%%
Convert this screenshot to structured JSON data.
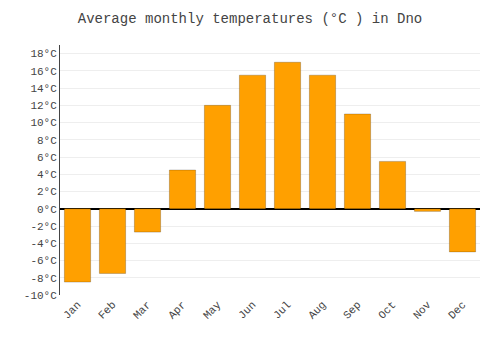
{
  "chart_data": {
    "type": "bar",
    "title": "Average monthly temperatures (°C ) in Dno",
    "categories": [
      "Jan",
      "Feb",
      "Mar",
      "Apr",
      "May",
      "Jun",
      "Jul",
      "Aug",
      "Sep",
      "Oct",
      "Nov",
      "Dec"
    ],
    "values": [
      -8.5,
      -7.5,
      -2.7,
      4.5,
      12.0,
      15.5,
      17.0,
      15.5,
      11.0,
      5.5,
      -0.3,
      -5.0
    ],
    "color": "#FFA000",
    "ylim": [
      -10,
      19
    ],
    "yticks": [
      {
        "value": -10,
        "label": "-10°C"
      },
      {
        "value": -8,
        "label": "-8°C"
      },
      {
        "value": -6,
        "label": "-6°C"
      },
      {
        "value": -4,
        "label": "-4°C"
      },
      {
        "value": -2,
        "label": "-2°C"
      },
      {
        "value": 0,
        "label": "0°C"
      },
      {
        "value": 2,
        "label": "2°C"
      },
      {
        "value": 4,
        "label": "4°C"
      },
      {
        "value": 6,
        "label": "6°C"
      },
      {
        "value": 8,
        "label": "8°C"
      },
      {
        "value": 10,
        "label": "10°C"
      },
      {
        "value": 12,
        "label": "12°C"
      },
      {
        "value": 14,
        "label": "14°C"
      },
      {
        "value": 16,
        "label": "16°C"
      },
      {
        "value": 18,
        "label": "18°C"
      }
    ],
    "grid": true
  }
}
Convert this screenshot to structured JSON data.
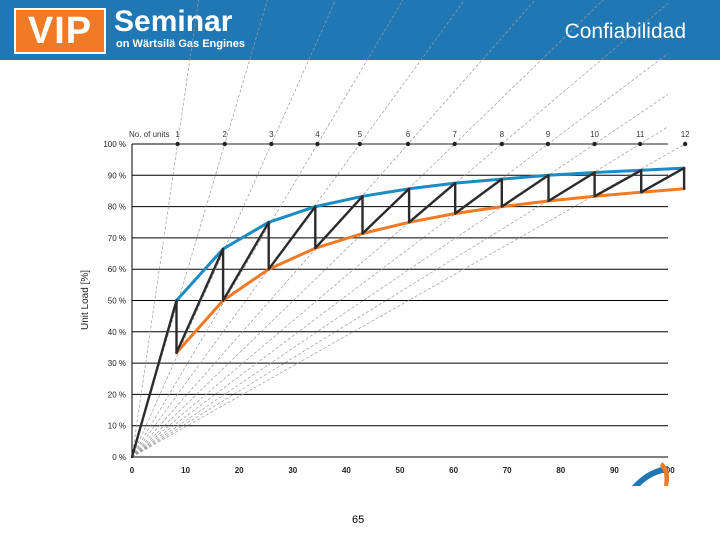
{
  "header": {
    "logo_text": "VIP",
    "logo_title": "Seminar",
    "logo_subtitle": "on Wärtsilä Gas Engines",
    "page_title": "Confiabilidad",
    "background_color": "#1f77b4",
    "logo_color": "#f07a25"
  },
  "footer": {
    "page_number": "65"
  },
  "chart_data": {
    "type": "line",
    "title": "",
    "xlabel": "",
    "ylabel": "Unit Load [%]",
    "xlim": [
      0,
      100
    ],
    "ylim": [
      0,
      100
    ],
    "grid": "horizontal",
    "x_ticks": [
      "0",
      "10",
      "20",
      "30",
      "40",
      "50",
      "60",
      "70",
      "80",
      "90",
      "100"
    ],
    "y_ticks": [
      "0 %",
      "10 %",
      "20 %",
      "30 %",
      "40 %",
      "50 %",
      "60 %",
      "70 %",
      "80 %",
      "90 %",
      "100 %"
    ],
    "units_label": "No. of units",
    "units": [
      "1",
      "2",
      "3",
      "4",
      "5",
      "6",
      "7",
      "8",
      "9",
      "10",
      "11",
      "12"
    ],
    "unit_marker_x": [
      8.5,
      17.3,
      26,
      34.6,
      42.5,
      51.5,
      60.2,
      69,
      77.6,
      86.3,
      94.8,
      103.2
    ],
    "series": [
      {
        "color": "#1a8cc3",
        "x": [
          8.3,
          17,
          25.5,
          34.2,
          43,
          51.7,
          60.3,
          69,
          77.7,
          86.3,
          95,
          103
        ],
        "values": [
          50,
          66.5,
          75,
          80,
          83.3,
          85.7,
          87.5,
          88.8,
          90,
          90.9,
          91.6,
          92.3
        ]
      },
      {
        "color": "#f07a25",
        "x": [
          8.3,
          17,
          25.5,
          34.2,
          43,
          51.7,
          60.3,
          69,
          77.7,
          86.3,
          95,
          103
        ],
        "values": [
          33.3,
          50,
          60,
          66.7,
          71.4,
          75,
          77.8,
          80,
          81.8,
          83.3,
          84.6,
          85.7
        ]
      },
      {
        "color": "#2b2b2b",
        "x": [
          0,
          8.3,
          8.3,
          17,
          17,
          25.5,
          25.5,
          34.2,
          34.2,
          43,
          43,
          51.7,
          51.7,
          60.3,
          60.3,
          69,
          69,
          77.7,
          77.7,
          86.3,
          86.3,
          95,
          95,
          103,
          103
        ],
        "values": [
          0,
          50,
          33.3,
          66.5,
          50,
          75,
          60,
          80,
          66.7,
          83.3,
          71.4,
          85.7,
          75,
          87.5,
          77.8,
          88.8,
          80,
          90,
          81.8,
          90.9,
          83.3,
          91.6,
          84.6,
          92.3,
          85.7
        ]
      }
    ]
  }
}
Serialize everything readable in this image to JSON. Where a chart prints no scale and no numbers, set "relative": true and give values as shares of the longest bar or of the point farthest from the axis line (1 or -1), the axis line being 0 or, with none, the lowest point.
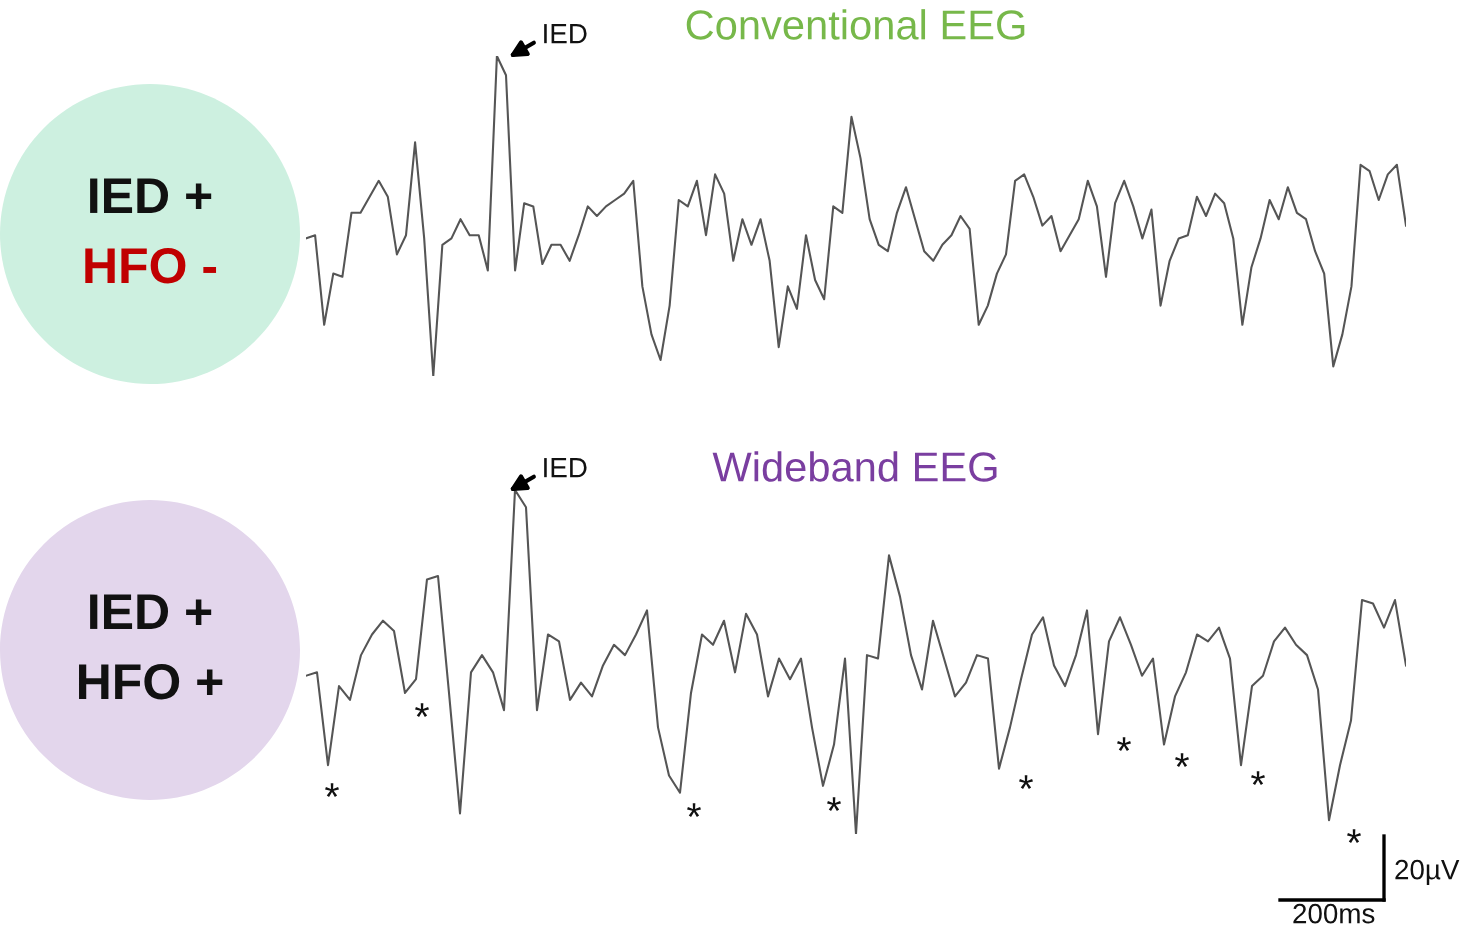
{
  "chart_data": [
    {
      "type": "line",
      "relative": true,
      "title": "Conventional EEG",
      "tick_labels": false,
      "grid": false,
      "legend": false,
      "categories": [
        null,
        null,
        null,
        null,
        null,
        null,
        null,
        null,
        null,
        null,
        null,
        null,
        null,
        null,
        null,
        null,
        null,
        null,
        null,
        null,
        null,
        null,
        null,
        null,
        null,
        null,
        null,
        null,
        null,
        null,
        null,
        null,
        null,
        null,
        null,
        null,
        null,
        null,
        null,
        null,
        null,
        null,
        null,
        null,
        null,
        null,
        null,
        null,
        null,
        null,
        null,
        null,
        null,
        null,
        null,
        null,
        null,
        null,
        null,
        null,
        null,
        null,
        null,
        null,
        null,
        null,
        null,
        null,
        null,
        null,
        null,
        null,
        null,
        null,
        null,
        null,
        null,
        null,
        null,
        null,
        null,
        null,
        null,
        null,
        null,
        null,
        null,
        null,
        null,
        null,
        null,
        null,
        null,
        null,
        null,
        null,
        null,
        null,
        null,
        null,
        null,
        null,
        null,
        null,
        null,
        null,
        null,
        null,
        null,
        null,
        null,
        null,
        null,
        null,
        null,
        null,
        null,
        null,
        null,
        null,
        null,
        null
      ],
      "series": [
        {
          "color": "#555555",
          "values": [
            0.43,
            0.44,
            0.16,
            0.32,
            0.31,
            0.51,
            0.51,
            0.56,
            0.61,
            0.56,
            0.38,
            0.44,
            0.73,
            0.43,
            0.0,
            0.41,
            0.43,
            0.49,
            0.44,
            0.44,
            0.33,
            1.0,
            0.94,
            0.33,
            0.54,
            0.53,
            0.35,
            0.41,
            0.41,
            0.36,
            0.44,
            0.53,
            0.5,
            0.53,
            0.55,
            0.57,
            0.61,
            0.28,
            0.13,
            0.05,
            0.22,
            0.55,
            0.53,
            0.61,
            0.44,
            0.63,
            0.57,
            0.36,
            0.49,
            0.41,
            0.49,
            0.36,
            0.09,
            0.28,
            0.21,
            0.44,
            0.3,
            0.24,
            0.53,
            0.51,
            0.81,
            0.68,
            0.49,
            0.41,
            0.39,
            0.51,
            0.59,
            0.49,
            0.39,
            0.36,
            0.41,
            0.44,
            0.5,
            0.46,
            0.16,
            0.22,
            0.32,
            0.38,
            0.61,
            0.63,
            0.56,
            0.47,
            0.5,
            0.39,
            0.44,
            0.49,
            0.61,
            0.53,
            0.31,
            0.54,
            0.61,
            0.53,
            0.43,
            0.52,
            0.22,
            0.36,
            0.43,
            0.44,
            0.56,
            0.5,
            0.57,
            0.54,
            0.43,
            0.16,
            0.34,
            0.43,
            0.55,
            0.49,
            0.59,
            0.51,
            0.49,
            0.39,
            0.32,
            0.03,
            0.13,
            0.28,
            0.66,
            0.64,
            0.55,
            0.63,
            0.66,
            0.47
          ]
        }
      ],
      "annotations": [
        "IED +",
        "HFO -",
        "IED"
      ]
    },
    {
      "type": "line",
      "relative": true,
      "title": "Wideband EEG",
      "tick_labels": false,
      "grid": false,
      "legend": false,
      "categories": [
        null,
        null,
        null,
        null,
        null,
        null,
        null,
        null,
        null,
        null,
        null,
        null,
        null,
        null,
        null,
        null,
        null,
        null,
        null,
        null,
        null,
        null,
        null,
        null,
        null,
        null,
        null,
        null,
        null,
        null,
        null,
        null,
        null,
        null,
        null,
        null,
        null,
        null,
        null,
        null,
        null,
        null,
        null,
        null,
        null,
        null,
        null,
        null,
        null,
        null,
        null,
        null,
        null,
        null,
        null,
        null,
        null,
        null,
        null,
        null,
        null,
        null,
        null,
        null,
        null,
        null,
        null,
        null,
        null,
        null,
        null,
        null,
        null,
        null,
        null,
        null,
        null,
        null,
        null,
        null,
        null,
        null,
        null,
        null,
        null,
        null,
        null,
        null,
        null,
        null,
        null,
        null,
        null,
        null,
        null,
        null,
        null,
        null,
        null,
        null,
        null
      ],
      "series": [
        {
          "color": "#555555",
          "values": [
            0.46,
            0.47,
            0.2,
            0.43,
            0.39,
            0.52,
            0.58,
            0.62,
            0.59,
            0.41,
            0.45,
            0.74,
            0.75,
            0.41,
            0.06,
            0.47,
            0.52,
            0.47,
            0.36,
            1.0,
            0.95,
            0.36,
            0.58,
            0.56,
            0.39,
            0.44,
            0.4,
            0.49,
            0.55,
            0.52,
            0.58,
            0.65,
            0.31,
            0.17,
            0.12,
            0.41,
            0.58,
            0.55,
            0.62,
            0.47,
            0.64,
            0.58,
            0.4,
            0.51,
            0.45,
            0.51,
            0.31,
            0.14,
            0.26,
            0.51,
            0.0,
            0.52,
            0.51,
            0.81,
            0.69,
            0.52,
            0.42,
            0.62,
            0.51,
            0.4,
            0.44,
            0.52,
            0.51,
            0.19,
            0.31,
            0.45,
            0.58,
            0.63,
            0.49,
            0.43,
            0.52,
            0.65,
            0.29,
            0.56,
            0.63,
            0.55,
            0.46,
            0.51,
            0.26,
            0.4,
            0.47,
            0.58,
            0.56,
            0.6,
            0.51,
            0.2,
            0.43,
            0.46,
            0.56,
            0.6,
            0.55,
            0.52,
            0.42,
            0.04,
            0.2,
            0.33,
            0.68,
            0.67,
            0.6,
            0.68,
            0.49
          ]
        }
      ],
      "annotations": [
        "IED +",
        "HFO +",
        "20µV",
        "200ms",
        "IED",
        "*",
        "*",
        "*",
        "*",
        "*",
        "*",
        "*",
        "*",
        "*"
      ]
    }
  ]
}
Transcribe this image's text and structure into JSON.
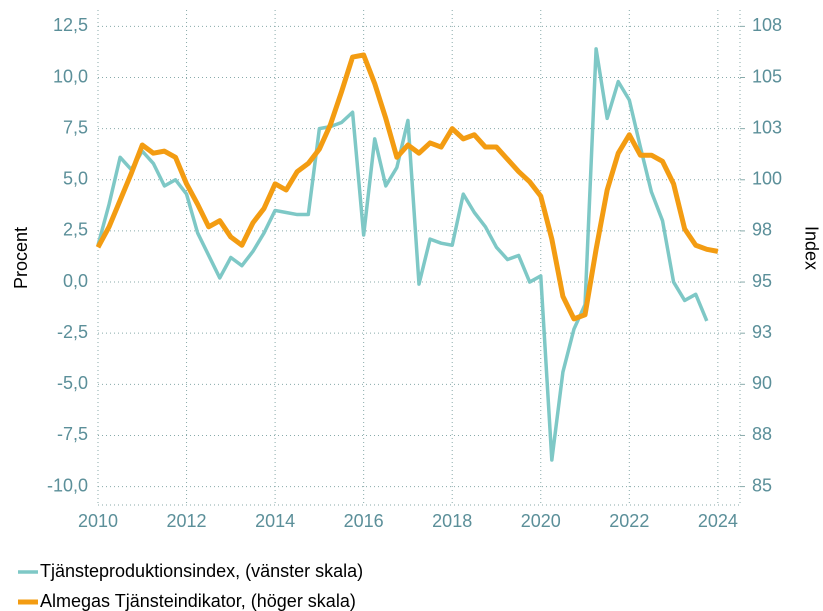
{
  "chart_data": {
    "type": "line",
    "ylabel": "Procent",
    "y2label": "Index",
    "x": [
      2010.0,
      2010.25,
      2010.5,
      2010.75,
      2011.0,
      2011.25,
      2011.5,
      2011.75,
      2012.0,
      2012.25,
      2012.5,
      2012.75,
      2013.0,
      2013.25,
      2013.5,
      2013.75,
      2014.0,
      2014.25,
      2014.5,
      2014.75,
      2015.0,
      2015.25,
      2015.5,
      2015.75,
      2016.0,
      2016.25,
      2016.5,
      2016.75,
      2017.0,
      2017.25,
      2017.5,
      2017.75,
      2018.0,
      2018.25,
      2018.5,
      2018.75,
      2019.0,
      2019.25,
      2019.5,
      2019.75,
      2020.0,
      2020.25,
      2020.5,
      2020.75,
      2021.0,
      2021.25,
      2021.5,
      2021.75,
      2022.0,
      2022.25,
      2022.5,
      2022.75,
      2023.0,
      2023.25,
      2023.5,
      2023.75,
      2024.0
    ],
    "series": [
      {
        "name": "Tjänsteproduktionsindex, (vänster skala)",
        "color": "#7ec8c6",
        "axis": "y",
        "values": [
          1.8,
          3.8,
          6.1,
          5.5,
          6.4,
          5.8,
          4.7,
          5.0,
          4.3,
          2.4,
          1.3,
          0.2,
          1.2,
          0.8,
          1.5,
          2.4,
          3.5,
          3.4,
          3.3,
          3.3,
          7.5,
          7.6,
          7.8,
          8.3,
          2.3,
          7.0,
          4.7,
          5.6,
          7.9,
          -0.1,
          2.1,
          1.9,
          1.8,
          4.3,
          3.4,
          2.7,
          1.7,
          1.1,
          1.3,
          0.0,
          0.3,
          -8.7,
          -4.4,
          -2.3,
          -1.1,
          11.4,
          8.0,
          9.8,
          8.9,
          6.6,
          4.4,
          3.0,
          0.0,
          -0.9,
          -0.6,
          -1.9,
          null
        ]
      },
      {
        "name": "Almegas Tjänsteindikator, (höger skala)",
        "color": "#f39c12",
        "axis": "y2",
        "values": [
          96.7,
          97.7,
          99.0,
          100.3,
          101.7,
          101.3,
          101.4,
          101.1,
          99.8,
          98.8,
          97.7,
          98.0,
          97.2,
          96.8,
          97.9,
          98.6,
          99.8,
          99.5,
          100.4,
          100.8,
          101.5,
          102.7,
          104.3,
          106.0,
          106.1,
          104.7,
          103.0,
          101.1,
          101.7,
          101.3,
          101.8,
          101.6,
          102.5,
          102.0,
          102.2,
          101.6,
          101.6,
          101.0,
          100.4,
          99.9,
          99.2,
          97.1,
          94.3,
          93.2,
          93.4,
          96.6,
          99.5,
          101.3,
          102.2,
          101.2,
          101.2,
          100.9,
          99.8,
          97.6,
          96.8,
          96.6,
          96.5
        ]
      }
    ],
    "xlim": [
      2010,
      2024.5
    ],
    "xticks": [
      2010,
      2012,
      2014,
      2016,
      2018,
      2020,
      2022,
      2024
    ],
    "ylim": [
      -10.9,
      13.3
    ],
    "yticks": [
      {
        "value": -10,
        "label": "-10,0"
      },
      {
        "value": -7.5,
        "label": "-7,5"
      },
      {
        "value": -5,
        "label": "-5,0"
      },
      {
        "value": -2.5,
        "label": "-2,5"
      },
      {
        "value": 0,
        "label": "0,0"
      },
      {
        "value": 2.5,
        "label": "2,5"
      },
      {
        "value": 5,
        "label": "5,0"
      },
      {
        "value": 7.5,
        "label": "7,5"
      },
      {
        "value": 10,
        "label": "10,0"
      },
      {
        "value": 12.5,
        "label": "12,5"
      }
    ],
    "y2lim": [
      84.1,
      108.3
    ],
    "y2ticks": [
      {
        "value": 85,
        "label": "85"
      },
      {
        "value": 87.5,
        "label": "88"
      },
      {
        "value": 90,
        "label": "90"
      },
      {
        "value": 92.5,
        "label": "93"
      },
      {
        "value": 95,
        "label": "95"
      },
      {
        "value": 97.5,
        "label": "98"
      },
      {
        "value": 100,
        "label": "100"
      },
      {
        "value": 102.5,
        "label": "103"
      },
      {
        "value": 105,
        "label": "105"
      },
      {
        "value": 107.5,
        "label": "108"
      }
    ],
    "grid": true
  }
}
%%
→ **Given exercise**
List every line above that holds the word "axis".

→ **Task output**
Serialize everything readable in this image to JSON. Where a chart prints no scale and no numbers, set "relative": true and give values as shares of the longest bar or of the point farthest from the axis line (1 or -1), the axis line being 0 or, with none, the lowest point.
        "axis": "y",
        "axis": "y2",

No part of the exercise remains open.